Job: Return the records word for word. Any pictures in them are not part of the copy.

* begin Exercise input *

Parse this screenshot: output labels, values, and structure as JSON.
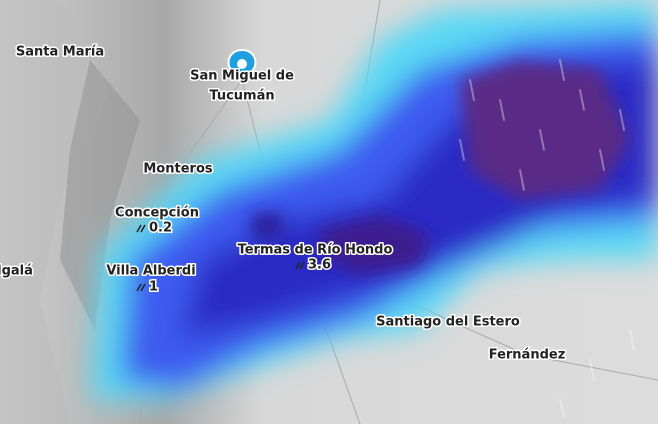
{
  "places": [
    {
      "label": "Santa María"
    },
    {
      "label": "San Miguel de"
    },
    {
      "label": "Tucumán"
    },
    {
      "label": "Monteros"
    },
    {
      "label": "Concepción"
    },
    {
      "label": "Villa Alberdi"
    },
    {
      "label": "Termas de Río Hondo"
    },
    {
      "label": "Santiago del Estero"
    },
    {
      "label": "Fernández"
    },
    {
      "label": "lgalá"
    }
  ],
  "rain": [
    {
      "value": 0.2
    },
    {
      "value": 1
    },
    {
      "value": 3.6
    }
  ]
}
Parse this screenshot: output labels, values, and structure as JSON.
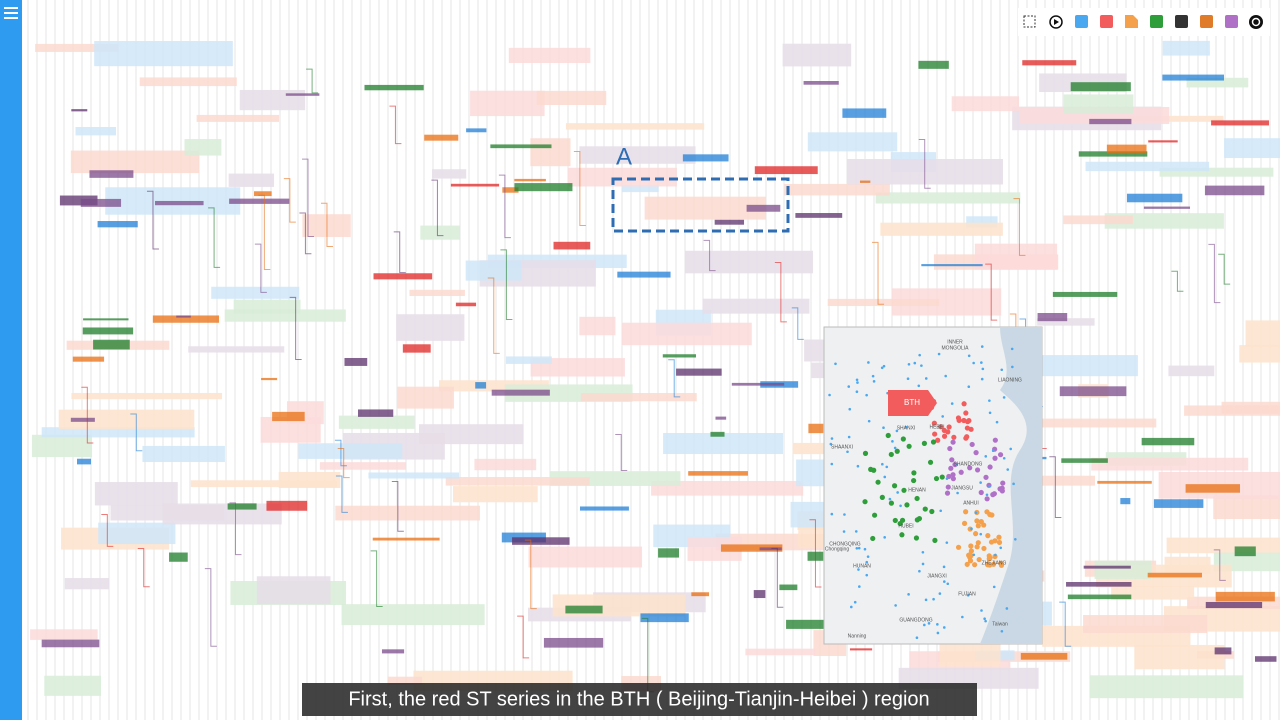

* end Exercise input *

Result for this task:
Parse this screenshot: output labels, values, and structure as JSON.
{
  "places": [
    {
      "label": "Santa María"
    },
    {
      "label": "San Miguel de"
    },
    {
      "label": "Tucumán"
    },
    {
      "label": "Monteros"
    },
    {
      "label": "Concepción"
    },
    {
      "label": "Villa Alberdi"
    },
    {
      "label": "Termas de Río Hondo"
    },
    {
      "label": "Santiago del Estero"
    },
    {
      "label": "Fernández"
    },
    {
      "label": "lgalá"
    }
  ],
  "rain": [
    {
      "value": 0.2
    },
    {
      "value": 1
    },
    {
      "value": 3.6
    }
  ]
}
Parse this screenshot: output labels, values, and structure as JSON.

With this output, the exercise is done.